DESCRIPTION OF THE TASK: Render the lines from the line containing "search-icon[interactable] xyxy=(460,51,488,79)" up to and including the line containing "product-image[interactable] xyxy=(255,666,501,773)" as a numbered list, omitting blank lines.

INPUT FOR THIS TASK:
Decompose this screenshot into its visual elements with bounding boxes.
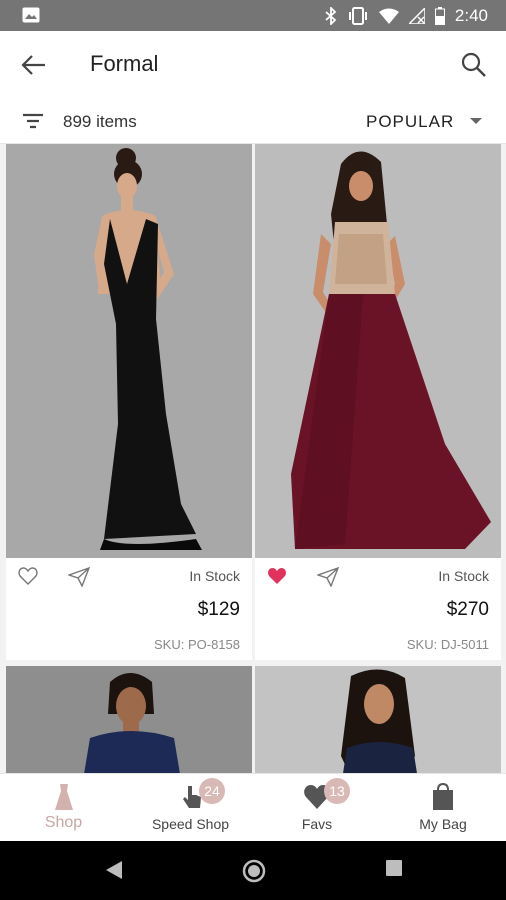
search-icon[interactable] xyxy=(460,51,488,79)
product-grid: In Stock $129 SKU: PO-8158 In Stock $270… xyxy=(0,144,506,773)
filter-bar: 899 items POPULAR xyxy=(0,99,506,144)
stock-status: In Stock xyxy=(189,568,240,584)
bluetooth-icon xyxy=(325,6,337,25)
heart-filled-icon[interactable] xyxy=(267,567,287,585)
chevron-down-icon[interactable] xyxy=(470,118,482,124)
app-bar: Formal xyxy=(0,31,506,99)
favs-badge: 13 xyxy=(324,778,350,804)
product-card[interactable]: In Stock $270 SKU: DJ-5011 xyxy=(255,144,501,660)
stock-status: In Stock xyxy=(438,568,489,584)
nav-label: Speed Shop xyxy=(151,816,230,832)
item-count: 899 items xyxy=(63,112,137,131)
product-image[interactable] xyxy=(6,666,252,773)
wifi-icon xyxy=(378,8,399,24)
shopping-bag-icon xyxy=(433,782,453,810)
nav-my-bag[interactable]: My Bag xyxy=(380,774,506,842)
product-image[interactable] xyxy=(6,144,252,558)
speed-shop-badge: 24 xyxy=(199,778,225,804)
product-image[interactable] xyxy=(255,666,501,773)
back-arrow-icon[interactable] xyxy=(20,51,48,79)
dress-icon xyxy=(54,784,73,810)
nav-favs[interactable]: 13 Favs xyxy=(254,774,380,842)
page-title: Formal xyxy=(90,51,159,76)
status-bar: 2:40 xyxy=(0,0,506,31)
share-icon[interactable] xyxy=(317,567,339,587)
home-circle-icon[interactable] xyxy=(242,859,266,883)
product-actions: In Stock xyxy=(6,559,252,591)
product-card[interactable]: In Stock $129 SKU: PO-8158 xyxy=(6,144,252,660)
bottom-nav: Shop 24 Speed Shop 13 Favs My Bag xyxy=(0,773,506,841)
sort-dropdown[interactable]: POPULAR xyxy=(366,112,454,132)
nav-label: My Bag xyxy=(419,816,467,832)
recents-square-icon[interactable] xyxy=(385,859,403,877)
filter-icon[interactable] xyxy=(22,112,44,130)
product-price: $270 xyxy=(446,599,489,620)
product-card[interactable] xyxy=(255,666,501,773)
battery-icon xyxy=(434,6,445,25)
nav-speed-shop[interactable]: 24 Speed Shop xyxy=(127,774,254,842)
nav-label: Favs xyxy=(301,816,333,832)
nav-shop[interactable]: Shop xyxy=(0,774,127,842)
nav-label: Shop xyxy=(44,814,83,831)
product-sku: SKU: DJ-5011 xyxy=(406,637,489,652)
vibrate-icon xyxy=(348,6,367,25)
heart-outline-icon[interactable] xyxy=(18,567,38,585)
product-card[interactable] xyxy=(6,666,252,773)
clock: 2:40 xyxy=(454,5,488,25)
cell-signal-icon xyxy=(408,7,425,24)
product-price: $129 xyxy=(197,599,240,620)
image-notification-icon xyxy=(22,7,40,23)
product-sku: SKU: PO-8158 xyxy=(154,637,240,652)
system-nav-bar xyxy=(0,841,506,900)
product-image[interactable] xyxy=(255,144,501,558)
product-actions: In Stock xyxy=(255,559,501,591)
share-icon[interactable] xyxy=(68,567,90,587)
back-triangle-icon[interactable] xyxy=(104,859,124,881)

THE OUTPUT:
1. search-icon[interactable] xyxy=(460,51,488,79)
2. product-grid: In Stock $129 SKU: PO-8158 In Stock $270… xyxy=(0,144,506,773)
3. filter-bar: 899 items POPULAR xyxy=(0,99,506,144)
4. stock-status: In Stock xyxy=(189,568,240,584)
5. bluetooth-icon xyxy=(325,6,337,25)
6. heart-filled-icon[interactable] xyxy=(267,567,287,585)
7. chevron-down-icon[interactable] xyxy=(470,118,482,124)
8. app-bar: Formal xyxy=(0,31,506,99)
9. favs-badge: 13 xyxy=(324,778,350,804)
10. product-card[interactable]: In Stock $270 SKU: DJ-5011 xyxy=(255,144,501,660)
11. stock-status: In Stock xyxy=(438,568,489,584)
12. nav-label: Speed Shop xyxy=(151,816,230,832)
13. item-count: 899 items xyxy=(63,112,137,131)
14. product-image[interactable] xyxy=(6,666,252,773)
15. wifi-icon xyxy=(378,8,399,24)
16. shopping-bag-icon xyxy=(433,782,453,810)
17. nav-my-bag[interactable]: My Bag xyxy=(380,774,506,842)
18. product-image[interactable] xyxy=(6,144,252,558)
19. speed-shop-badge: 24 xyxy=(199,778,225,804)
20. product-image[interactable] xyxy=(255,666,501,773)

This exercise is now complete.